> Material shown:
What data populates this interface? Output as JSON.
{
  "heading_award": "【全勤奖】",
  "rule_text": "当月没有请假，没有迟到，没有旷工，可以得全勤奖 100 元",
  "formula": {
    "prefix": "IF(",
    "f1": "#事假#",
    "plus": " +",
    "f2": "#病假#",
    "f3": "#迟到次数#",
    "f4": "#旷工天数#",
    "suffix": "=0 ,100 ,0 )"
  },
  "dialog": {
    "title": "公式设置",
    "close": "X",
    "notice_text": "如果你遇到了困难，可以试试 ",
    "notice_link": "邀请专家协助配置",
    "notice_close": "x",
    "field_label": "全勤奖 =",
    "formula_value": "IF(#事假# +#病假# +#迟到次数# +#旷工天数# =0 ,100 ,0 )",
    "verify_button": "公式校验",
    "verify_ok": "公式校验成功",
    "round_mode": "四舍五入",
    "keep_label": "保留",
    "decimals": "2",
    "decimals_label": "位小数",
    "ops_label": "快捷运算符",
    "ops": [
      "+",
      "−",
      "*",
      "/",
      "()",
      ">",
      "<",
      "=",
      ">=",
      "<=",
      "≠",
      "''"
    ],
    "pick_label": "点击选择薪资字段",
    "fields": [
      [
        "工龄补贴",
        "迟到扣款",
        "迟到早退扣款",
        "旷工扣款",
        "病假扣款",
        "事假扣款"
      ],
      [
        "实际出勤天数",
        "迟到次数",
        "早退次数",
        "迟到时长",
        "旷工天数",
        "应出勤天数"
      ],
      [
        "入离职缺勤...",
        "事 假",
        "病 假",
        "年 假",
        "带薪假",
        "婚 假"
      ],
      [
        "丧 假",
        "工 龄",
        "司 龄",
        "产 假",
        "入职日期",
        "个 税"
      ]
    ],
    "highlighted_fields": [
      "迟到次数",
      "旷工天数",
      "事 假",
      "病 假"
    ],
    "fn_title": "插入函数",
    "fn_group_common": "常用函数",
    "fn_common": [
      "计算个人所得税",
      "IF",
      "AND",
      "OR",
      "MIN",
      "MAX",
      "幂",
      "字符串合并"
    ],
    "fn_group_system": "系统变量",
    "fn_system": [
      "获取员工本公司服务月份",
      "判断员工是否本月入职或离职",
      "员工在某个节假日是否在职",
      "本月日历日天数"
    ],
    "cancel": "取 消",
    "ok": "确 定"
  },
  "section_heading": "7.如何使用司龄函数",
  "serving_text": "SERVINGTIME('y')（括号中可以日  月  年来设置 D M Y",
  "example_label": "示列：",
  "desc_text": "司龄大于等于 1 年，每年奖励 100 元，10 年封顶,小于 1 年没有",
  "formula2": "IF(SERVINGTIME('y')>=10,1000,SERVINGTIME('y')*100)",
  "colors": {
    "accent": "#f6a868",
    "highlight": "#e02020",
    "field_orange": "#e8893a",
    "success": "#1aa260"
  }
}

> Exercise requirements:
Retype every record above exactly as it appears.

> Complete response:
What data populates this interface? Output as JSON.
{
  "heading_award": "【全勤奖】",
  "rule_text": "当月没有请假，没有迟到，没有旷工，可以得全勤奖 100 元",
  "formula": {
    "prefix": "IF(",
    "f1": "#事假#",
    "plus": " +",
    "f2": "#病假#",
    "f3": "#迟到次数#",
    "f4": "#旷工天数#",
    "suffix": "=0 ,100 ,0 )"
  },
  "dialog": {
    "title": "公式设置",
    "close": "X",
    "notice_text": "如果你遇到了困难，可以试试 ",
    "notice_link": "邀请专家协助配置",
    "notice_close": "x",
    "field_label": "全勤奖 =",
    "formula_value": "IF(#事假# +#病假# +#迟到次数# +#旷工天数# =0 ,100 ,0 )",
    "verify_button": "公式校验",
    "verify_ok": "公式校验成功",
    "round_mode": "四舍五入",
    "keep_label": "保留",
    "decimals": "2",
    "decimals_label": "位小数",
    "ops_label": "快捷运算符",
    "ops": [
      "+",
      "−",
      "*",
      "/",
      "()",
      ">",
      "<",
      "=",
      ">=",
      "<=",
      "≠",
      "''"
    ],
    "pick_label": "点击选择薪资字段",
    "fields": [
      [
        "工龄补贴",
        "迟到扣款",
        "迟到早退扣款",
        "旷工扣款",
        "病假扣款",
        "事假扣款"
      ],
      [
        "实际出勤天数",
        "迟到次数",
        "早退次数",
        "迟到时长",
        "旷工天数",
        "应出勤天数"
      ],
      [
        "入离职缺勤...",
        "事 假",
        "病 假",
        "年 假",
        "带薪假",
        "婚 假"
      ],
      [
        "丧 假",
        "工 龄",
        "司 龄",
        "产 假",
        "入职日期",
        "个 税"
      ]
    ],
    "highlighted_fields": [
      "迟到次数",
      "旷工天数",
      "事 假",
      "病 假"
    ],
    "fn_title": "插入函数",
    "fn_group_common": "常用函数",
    "fn_common": [
      "计算个人所得税",
      "IF",
      "AND",
      "OR",
      "MIN",
      "MAX",
      "幂",
      "字符串合并"
    ],
    "fn_group_system": "系统变量",
    "fn_system": [
      "获取员工本公司服务月份",
      "判断员工是否本月入职或离职",
      "员工在某个节假日是否在职",
      "本月日历日天数"
    ],
    "cancel": "取 消",
    "ok": "确 定"
  },
  "section_heading": "7.如何使用司龄函数",
  "serving_text": "SERVINGTIME('y')（括号中可以日  月  年来设置 D M Y",
  "example_label": "示列：",
  "desc_text": "司龄大于等于 1 年，每年奖励 100 元，10 年封顶,小于 1 年没有",
  "formula2": "IF(SERVINGTIME('y')>=10,1000,SERVINGTIME('y')*100)",
  "colors": {
    "accent": "#f6a868",
    "highlight": "#e02020",
    "field_orange": "#e8893a",
    "success": "#1aa260"
  }
}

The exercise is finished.